EXERCISE PROMPT: Find every line in the records below that holds the word "course", and copy each one.

TASK INPUTS:
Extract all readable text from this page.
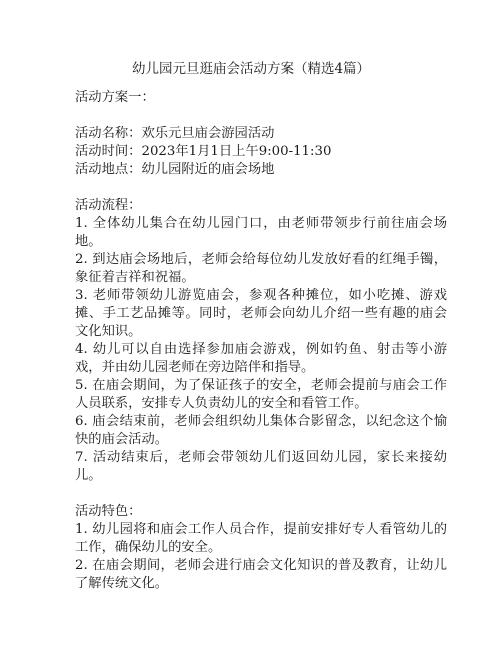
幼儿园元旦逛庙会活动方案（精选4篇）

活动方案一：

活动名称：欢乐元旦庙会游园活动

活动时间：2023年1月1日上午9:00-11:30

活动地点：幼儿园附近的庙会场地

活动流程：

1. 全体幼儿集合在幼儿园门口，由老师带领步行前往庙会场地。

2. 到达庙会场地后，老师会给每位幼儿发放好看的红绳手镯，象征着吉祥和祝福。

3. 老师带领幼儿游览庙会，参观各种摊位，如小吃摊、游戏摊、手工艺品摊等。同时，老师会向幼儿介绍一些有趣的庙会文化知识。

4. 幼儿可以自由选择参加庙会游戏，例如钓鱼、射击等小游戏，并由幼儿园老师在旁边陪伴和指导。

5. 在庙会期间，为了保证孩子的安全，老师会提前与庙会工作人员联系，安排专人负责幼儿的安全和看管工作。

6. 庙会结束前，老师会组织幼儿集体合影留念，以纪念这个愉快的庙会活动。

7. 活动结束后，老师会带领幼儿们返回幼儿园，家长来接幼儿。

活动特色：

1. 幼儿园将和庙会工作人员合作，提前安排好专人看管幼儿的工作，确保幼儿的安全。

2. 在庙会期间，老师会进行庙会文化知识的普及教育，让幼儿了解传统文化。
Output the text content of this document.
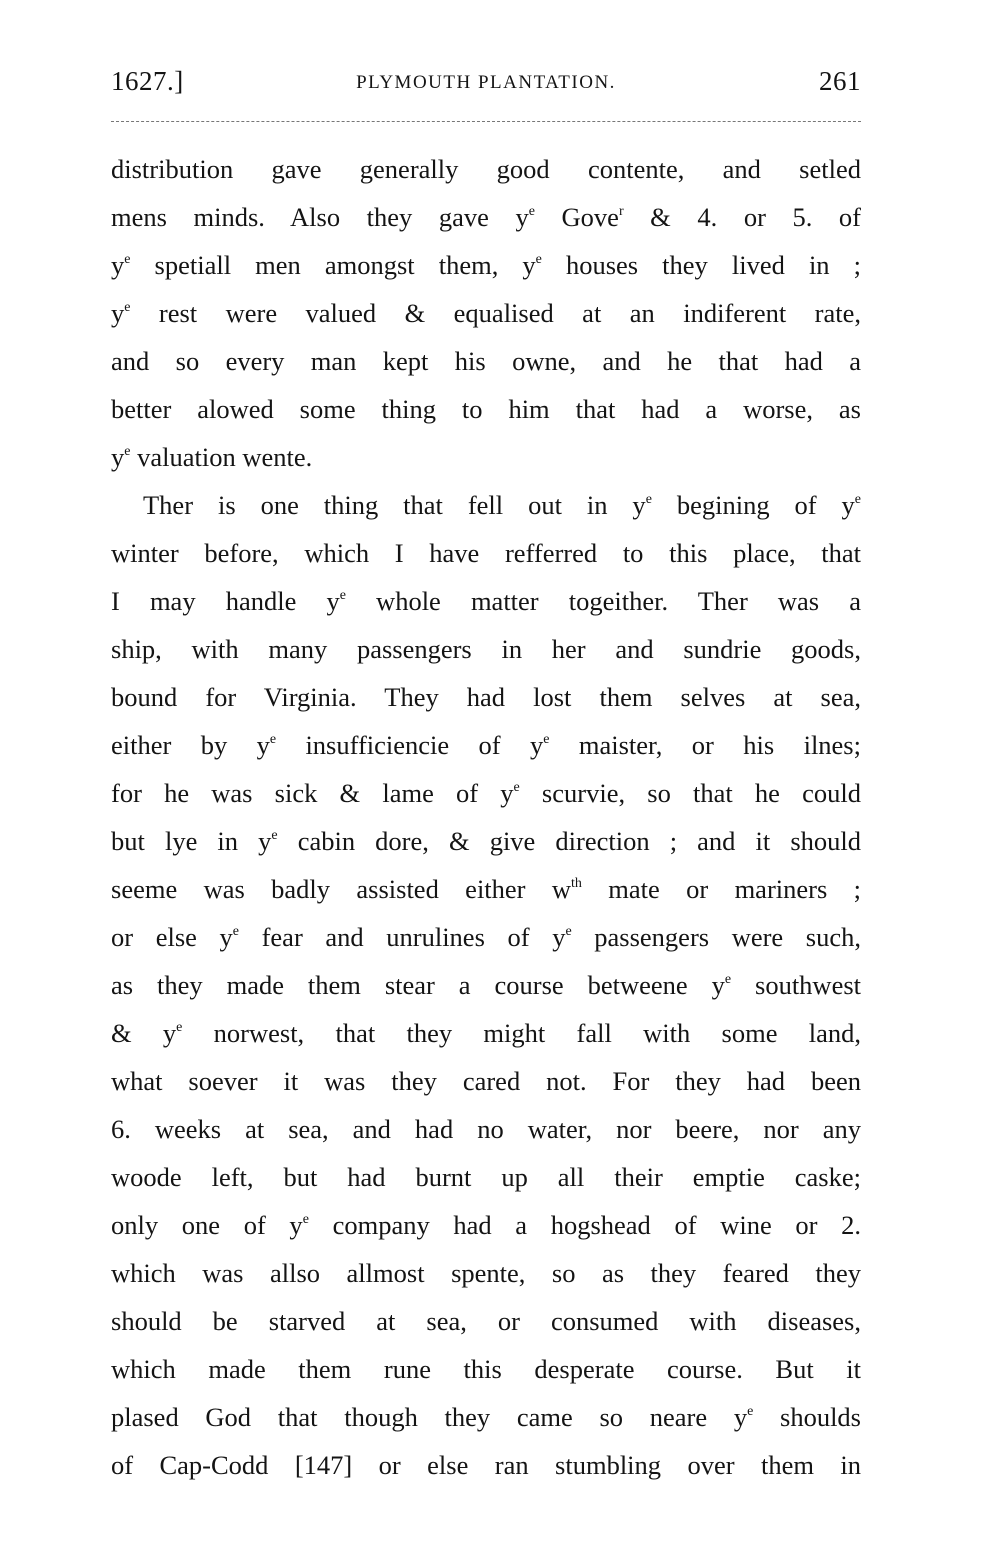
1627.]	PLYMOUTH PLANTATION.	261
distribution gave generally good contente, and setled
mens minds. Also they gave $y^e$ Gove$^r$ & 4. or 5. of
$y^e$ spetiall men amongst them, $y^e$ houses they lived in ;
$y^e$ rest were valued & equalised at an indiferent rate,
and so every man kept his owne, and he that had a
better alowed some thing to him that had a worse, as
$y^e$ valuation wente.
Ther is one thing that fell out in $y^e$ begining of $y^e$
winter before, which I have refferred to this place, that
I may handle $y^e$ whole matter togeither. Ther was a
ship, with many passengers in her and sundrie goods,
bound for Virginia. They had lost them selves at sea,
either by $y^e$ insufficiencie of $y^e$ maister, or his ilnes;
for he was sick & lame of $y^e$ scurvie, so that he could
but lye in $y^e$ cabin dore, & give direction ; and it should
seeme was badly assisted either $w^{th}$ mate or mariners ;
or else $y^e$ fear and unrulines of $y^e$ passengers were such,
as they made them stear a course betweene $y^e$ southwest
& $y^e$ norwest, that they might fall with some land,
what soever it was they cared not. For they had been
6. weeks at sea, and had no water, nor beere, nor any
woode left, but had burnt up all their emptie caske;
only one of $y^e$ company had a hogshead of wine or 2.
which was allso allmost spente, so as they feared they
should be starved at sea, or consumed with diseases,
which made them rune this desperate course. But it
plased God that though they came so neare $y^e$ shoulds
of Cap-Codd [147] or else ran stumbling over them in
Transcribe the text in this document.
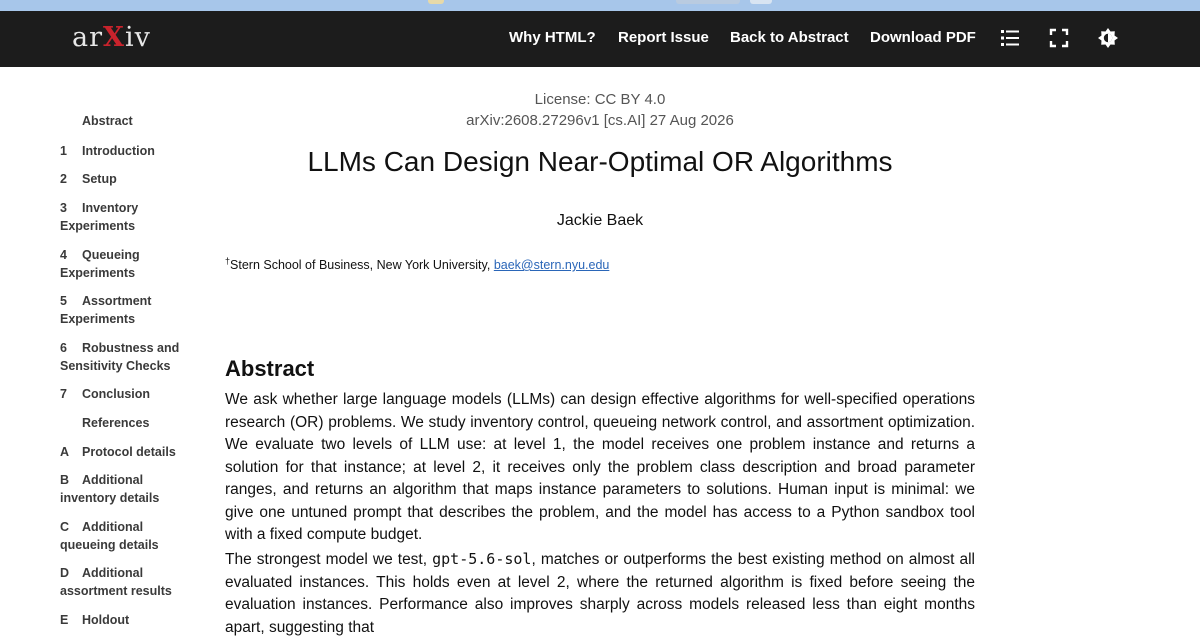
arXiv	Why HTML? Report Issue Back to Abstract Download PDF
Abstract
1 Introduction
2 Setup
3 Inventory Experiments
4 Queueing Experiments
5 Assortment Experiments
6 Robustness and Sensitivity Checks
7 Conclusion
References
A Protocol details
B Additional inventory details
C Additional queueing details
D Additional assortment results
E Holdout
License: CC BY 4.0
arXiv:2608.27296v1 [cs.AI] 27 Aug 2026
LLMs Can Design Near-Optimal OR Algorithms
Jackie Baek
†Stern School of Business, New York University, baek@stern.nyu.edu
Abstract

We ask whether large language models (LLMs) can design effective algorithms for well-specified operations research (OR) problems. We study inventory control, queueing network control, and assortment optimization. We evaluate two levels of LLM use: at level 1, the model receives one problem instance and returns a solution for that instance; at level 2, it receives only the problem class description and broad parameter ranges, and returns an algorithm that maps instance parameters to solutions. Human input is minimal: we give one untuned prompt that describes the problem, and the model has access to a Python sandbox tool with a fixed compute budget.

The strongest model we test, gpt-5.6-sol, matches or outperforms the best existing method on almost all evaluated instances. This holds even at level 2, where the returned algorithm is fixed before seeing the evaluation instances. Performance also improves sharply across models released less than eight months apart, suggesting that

FINISHED TASK:
as they made them stear a course betweene $y^e$ southwest
which made them rune this desperate course. But it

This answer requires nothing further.